“Já não vos chamo servos, porque o servo não sabe o que faz seu senhor. Mas chamei-vos amigos, pois vos dei a conhecer tudo quanto ouvi de meu Pai.” (João 15, 15). Nesta passagem Jesus – nosso modelo – nos dá a essência da amizade, ela deve revelar e conduzir à Verdade, assim como a verdade de um amigo deve ser condizente com a nossa. Mas atualmente nos deparamos com relações cada vez mais superficiais, simplistas e falsas, que não representam em nada a beleza da amizade apresentada por Cristo.
Era do utilitarismo
Estamos na era do utilitarismo, em que quase tudo é coisificado, inclusive as pessoas. Dessa forma, a amizade é mais uma fonte de benefício e antídoto à solidão, que de fato uma construção e convergência de caminhos que nos ajuda a chegar ao céu. Sujeitarmo-nos a uma amizade assim é incoerente com a nossa dignidade e com a valorização daquilo que nós somos, não somos qualquer “coisa” e os frutos que podemos dar ao outro são preciosos.

▶ _Lista de entradas_:
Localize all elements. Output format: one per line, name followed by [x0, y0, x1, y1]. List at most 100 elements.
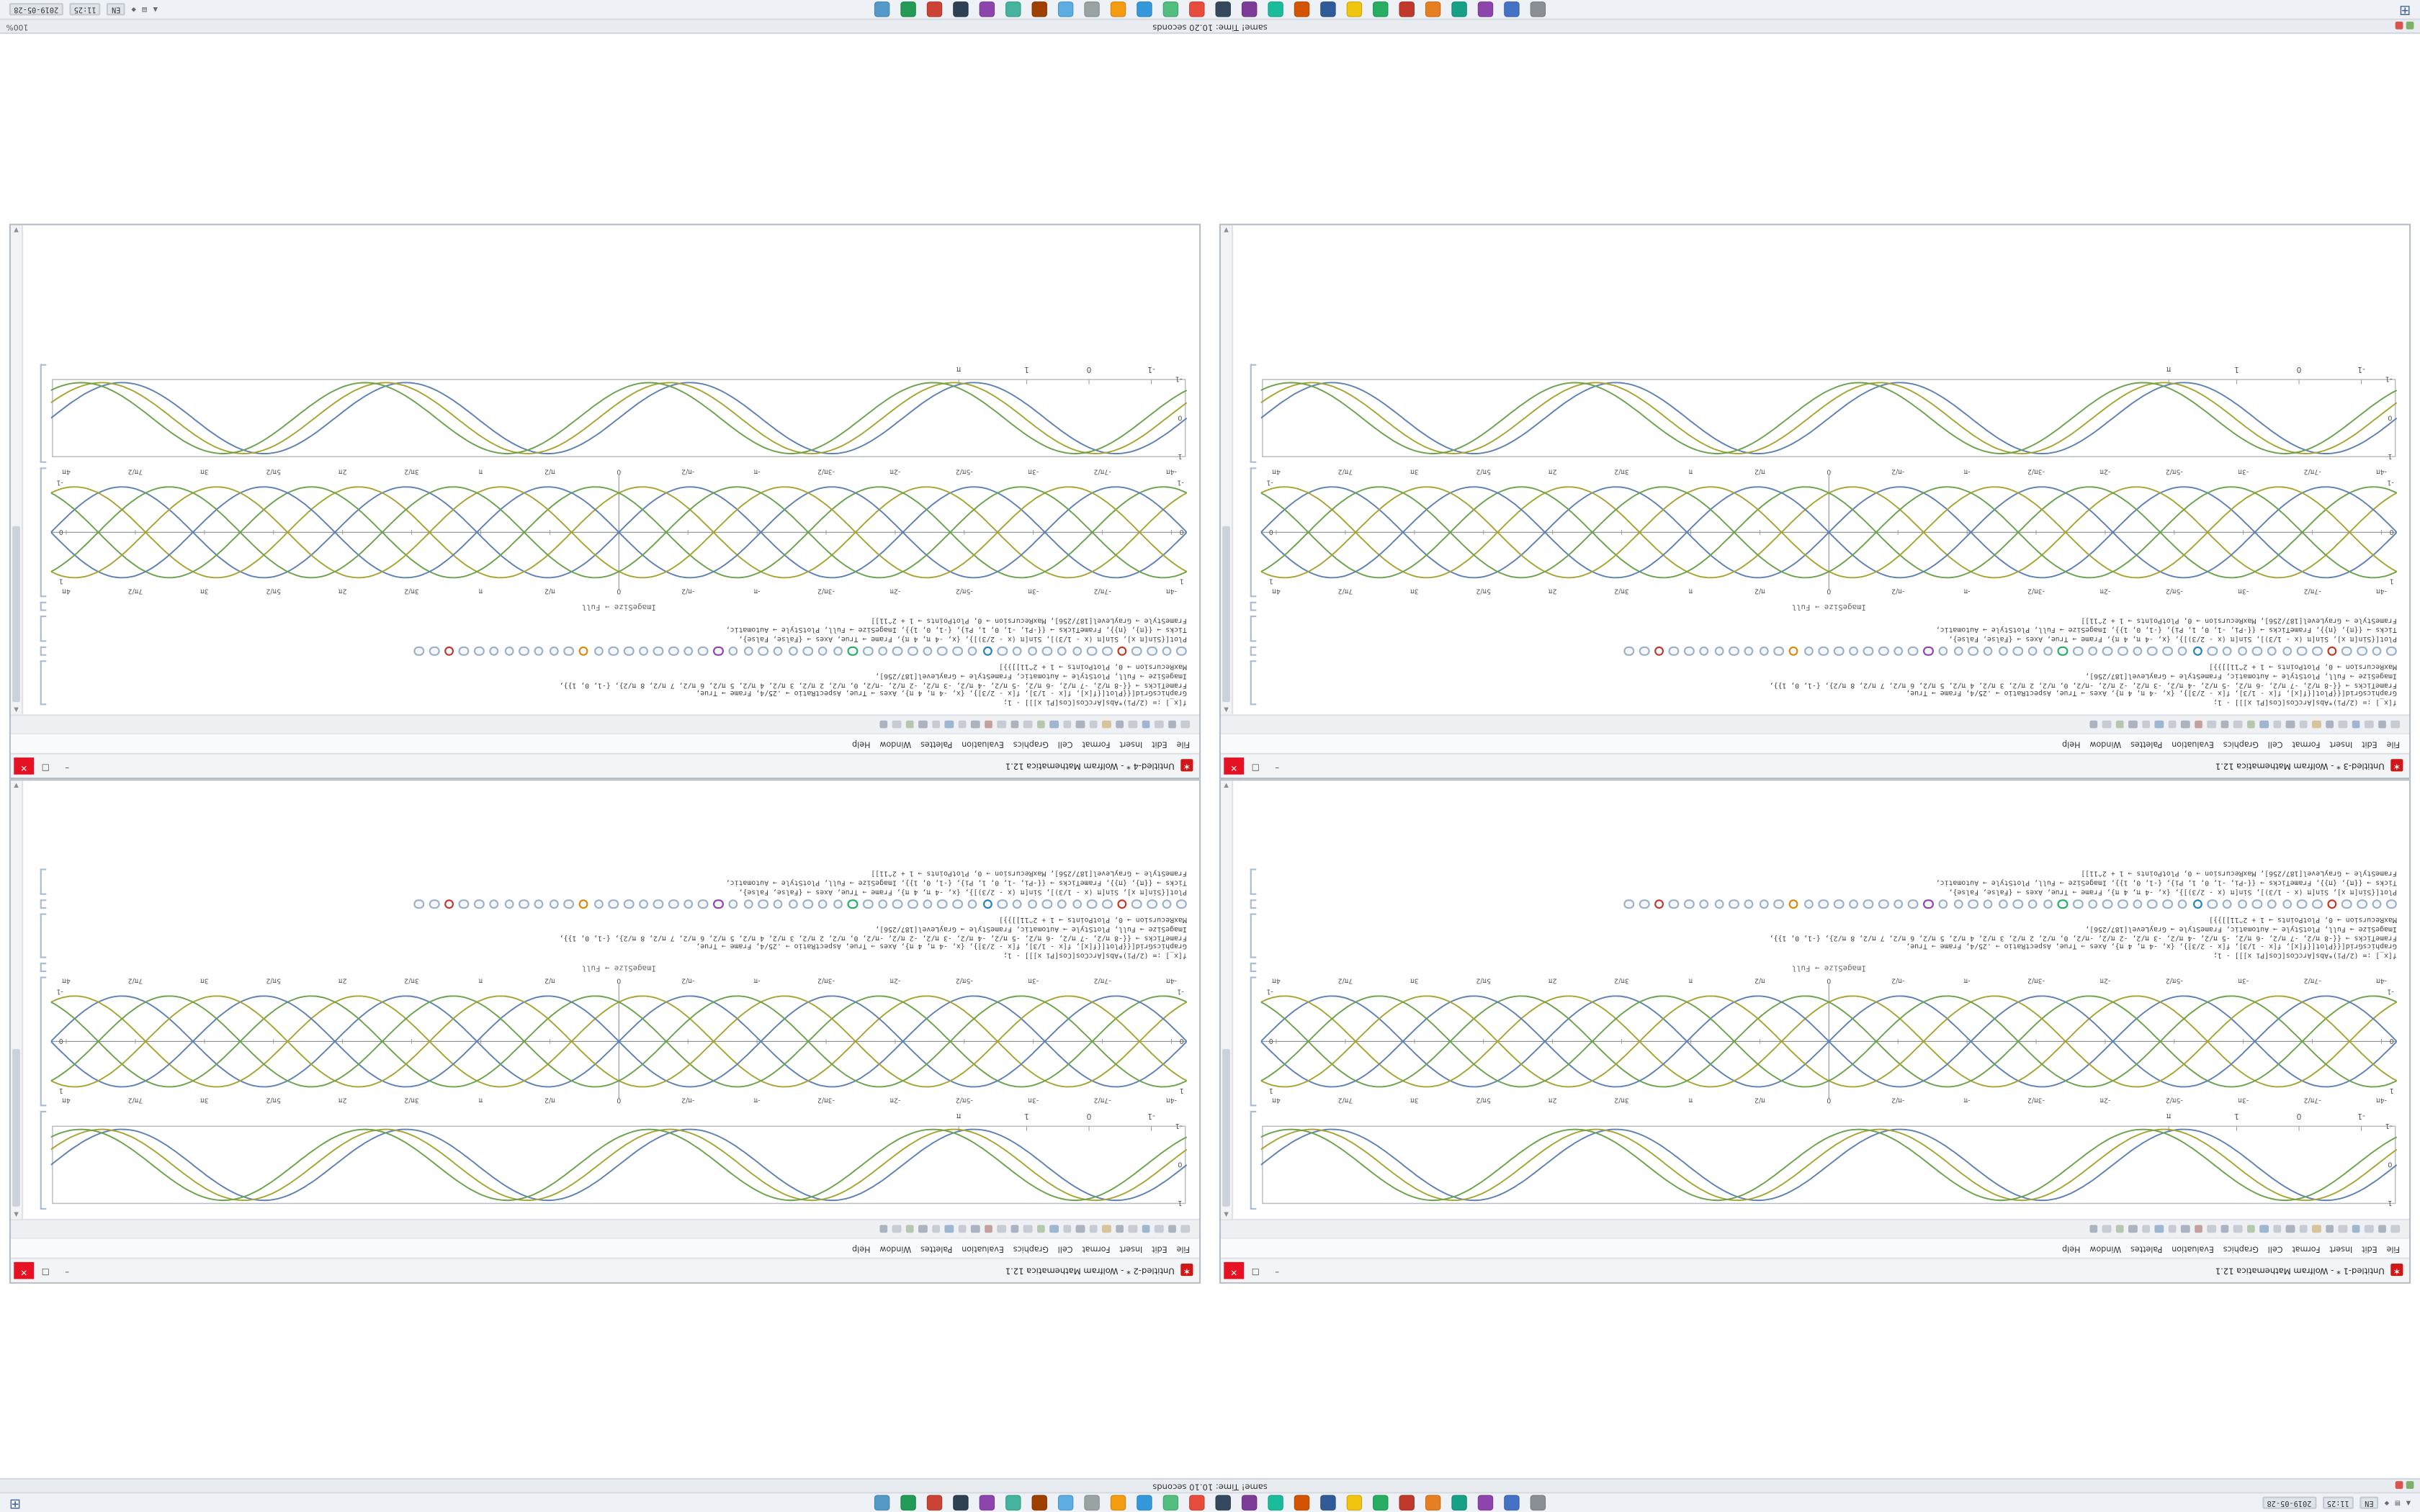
toolbar-button-icon[interactable] — [2195, 1224, 2203, 1233]
app-01-icon[interactable] — [1530, 1495, 1546, 1511]
toolbar-button-icon[interactable] — [985, 720, 993, 729]
app-01-icon[interactable] — [1530, 1, 1546, 17]
toolbar-button-icon[interactable] — [2181, 1224, 2190, 1233]
date[interactable]: 2019-05-28 — [2262, 1496, 2316, 1509]
toolbar-button-icon[interactable] — [1076, 1224, 1085, 1233]
toolbar-button-icon[interactable] — [1168, 720, 1177, 729]
scroll-up-icon[interactable]: ▲ — [1224, 1211, 1229, 1219]
notebook-content[interactable]: -1 0 1 π -1 0 1 -4π -4π -7π/2 -7π/2 -3π -3π -5π/2 -5π… — [11, 780, 1199, 1219]
menu-window[interactable]: Window — [879, 1243, 912, 1253]
toolbar-button-icon[interactable] — [2326, 720, 2335, 729]
menu-edit[interactable]: Edit — [1152, 1243, 1168, 1253]
toolbar-button-icon[interactable] — [1089, 720, 1098, 729]
app-14-icon[interactable] — [1189, 1495, 1205, 1511]
toolbar-button-icon[interactable] — [2220, 720, 2230, 729]
code-cell[interactable]: f[x_] := (2/Pi)*Abs[ArcCos[Cos[Pi x]]] -… — [39, 914, 1187, 958]
app-12-icon[interactable] — [1241, 1, 1258, 17]
clock[interactable]: 11:25 — [2322, 1496, 2354, 1509]
language-indicator[interactable]: EN — [2360, 1496, 2379, 1509]
toolbar-button-icon[interactable] — [1103, 720, 1111, 729]
app-19-icon[interactable] — [1057, 1, 1074, 17]
vertical-scrollbar[interactable]: ▲ ▼ — [11, 780, 24, 1219]
toolbar-button-icon[interactable] — [1063, 1224, 1072, 1233]
menu-window[interactable]: Window — [2089, 1243, 2122, 1253]
toolbar-button-icon[interactable] — [919, 720, 928, 729]
toolbar-button-icon[interactable] — [1023, 720, 1033, 729]
toolbar-button-icon[interactable] — [2352, 720, 2361, 729]
app-09-icon[interactable] — [1320, 1, 1336, 17]
app-24-icon[interactable] — [926, 1495, 943, 1511]
app-07-icon[interactable] — [1373, 1495, 1389, 1511]
toolbar-button-icon[interactable] — [905, 720, 915, 729]
app-22-icon[interactable] — [979, 1495, 995, 1511]
toolbar-button-icon[interactable] — [998, 1224, 1007, 1233]
toolbar-button-icon[interactable] — [1010, 720, 1020, 729]
menu-graphics[interactable]: Graphics — [1013, 739, 1049, 749]
scrollbar-thumb[interactable] — [1222, 1048, 1230, 1207]
toolbar-button-icon[interactable] — [2089, 1224, 2099, 1233]
app-08-icon[interactable] — [1346, 1495, 1363, 1511]
app-02-icon[interactable] — [1504, 1495, 1520, 1511]
toolbar-button-icon[interactable] — [2168, 720, 2177, 729]
toolbar-button-icon[interactable] — [971, 1224, 980, 1233]
toolbar-button-icon[interactable] — [2273, 720, 2282, 729]
menu-cell[interactable]: Cell — [1057, 1243, 1073, 1253]
code-cell[interactable]: Plot[{Sin[π x], Sin[π (x - 1/3)], Sin[π … — [39, 868, 1187, 894]
menu-edit[interactable]: Edit — [2362, 739, 2378, 749]
zoom-level[interactable]: 100% — [6, 22, 29, 31]
toolbar-button-icon[interactable] — [2129, 1224, 2138, 1233]
app-05-icon[interactable] — [1425, 1495, 1441, 1511]
app-02-icon[interactable] — [1504, 1, 1520, 17]
minimize-button[interactable]: – — [1275, 762, 1280, 772]
toolbar-button-icon[interactable] — [1050, 1224, 1059, 1233]
start-button[interactable]: ⊞ — [9, 1495, 22, 1511]
toolbar-button-icon[interactable] — [2313, 720, 2321, 729]
app-12-icon[interactable] — [1241, 1495, 1258, 1511]
minimize-button[interactable]: – — [65, 762, 70, 772]
toolbar-button-icon[interactable] — [2299, 720, 2308, 729]
toolbar-button-icon[interactable] — [1037, 1224, 1046, 1233]
app-18-icon[interactable] — [1084, 1495, 1100, 1511]
app-06-icon[interactable] — [1399, 1495, 1415, 1511]
toolbar-button-icon[interactable] — [945, 1224, 954, 1233]
code-cell[interactable]: f[x_] := (2/Pi)*Abs[ArcCos[Cos[Pi x]]] -… — [1249, 661, 2397, 705]
toolbar-button-icon[interactable] — [1010, 1224, 1020, 1233]
app-23-icon[interactable] — [953, 1495, 969, 1511]
menu-file[interactable]: File — [2386, 1243, 2401, 1253]
menu-graphics[interactable]: Graphics — [2223, 1243, 2259, 1253]
toolbar-button-icon[interactable] — [2208, 720, 2217, 729]
output-plot-axes[interactable]: -4π -4π -7π/2 -7π/2 -3π -3π -5π/2 -5π/2 -2π -2π -3… — [1249, 976, 2397, 1106]
toolbar-button-icon[interactable] — [2181, 720, 2190, 729]
app-04-icon[interactable] — [1451, 1, 1467, 17]
app-25-icon[interactable] — [900, 1, 916, 17]
app-08-icon[interactable] — [1346, 1, 1363, 17]
toolbar-button-icon[interactable] — [2233, 720, 2243, 729]
code-cell[interactable]: Plot[{Sin[π x], Sin[π (x - 1/3)], Sin[π … — [1249, 868, 2397, 894]
toolbar-button-icon[interactable] — [1181, 1224, 1191, 1233]
scroll-down-icon[interactable]: ▼ — [1224, 227, 1229, 235]
menu-insert[interactable]: Insert — [1119, 1243, 1143, 1253]
toolbar-button-icon[interactable] — [2247, 720, 2256, 729]
titlebar[interactable]: ✶ Untitled-2 * - Wolfram Mathematica 12.… — [11, 1257, 1199, 1282]
code-cell[interactable]: Plot[{Sin[π x], Sin[π (x - 1/3)], Sin[π … — [39, 615, 1187, 642]
menu-evaluation[interactable]: Evaluation — [962, 739, 1004, 749]
menu-help[interactable]: Help — [2062, 739, 2081, 749]
toolbar-button-icon[interactable] — [2286, 1224, 2295, 1233]
menu-format[interactable]: Format — [1082, 739, 1111, 749]
app-20-icon[interactable] — [1031, 1495, 1047, 1511]
vertical-scrollbar[interactable]: ▲ ▼ — [1221, 225, 1234, 715]
app-19-icon[interactable] — [1057, 1495, 1074, 1511]
output-plot-axes[interactable]: -4π -4π -7π/2 -7π/2 -3π -3π -5π/2 -5π/2 -2π -2π -3… — [39, 976, 1187, 1106]
app-05-icon[interactable] — [1425, 1, 1441, 17]
app-22-icon[interactable] — [979, 1, 995, 17]
toolbar-button-icon[interactable] — [1181, 720, 1191, 729]
app-10-icon[interactable] — [1294, 1495, 1310, 1511]
menu-insert[interactable]: Insert — [1119, 739, 1143, 749]
toolbar-button-icon[interactable] — [1116, 720, 1125, 729]
toolbar-button-icon[interactable] — [1037, 720, 1046, 729]
output-plot-axes[interactable]: -4π -4π -7π/2 -7π/2 -3π -3π -5π/2 -5π/2 -2π -2π -3… — [39, 467, 1187, 596]
date[interactable]: 2019-05-28 — [9, 3, 63, 16]
titlebar[interactable]: ✶ Untitled-4 * - Wolfram Mathematica 12.… — [11, 752, 1199, 778]
language-indicator[interactable]: EN — [107, 3, 125, 16]
toolbar-button-icon[interactable] — [2089, 720, 2099, 729]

▶ _Descrição do exercício_: Escreva a continuação do texto sobre a amizade verdadeira, começando logo depois da última frase.

▶ _Resposta_:
Uma amizade incoerente pode ser tanto aquela conhecida como “tóxica” e abusiva nos dias de hoje, como aquela que dividimos com alguém que diverge completamente dos nossos propósitos, princípios e estilos de vida. Falaremos primeiro da “tóxica”, a tal amizade da coisificação que é incoerente à nossa dignidade de filhos de um Deus Todo Poderoso.
Amizade incoerente à dignidade
Eu já me encontrei, infelizmente, em mais de uma amizade desse tipo, ela nos consome e nos deixa refém da opinião e da verdade distorcida do outro. Este tipo de amizade coloca o suposto amigo como senhor da nossa vida, causa dependência em relação àquela pessoa e parece que não há escapatória. Mas há sim! Porque há um verdadeiro Senhor, amigo de verdade da alma e que através dos outros aqui na Terra se faz presente através das amizades.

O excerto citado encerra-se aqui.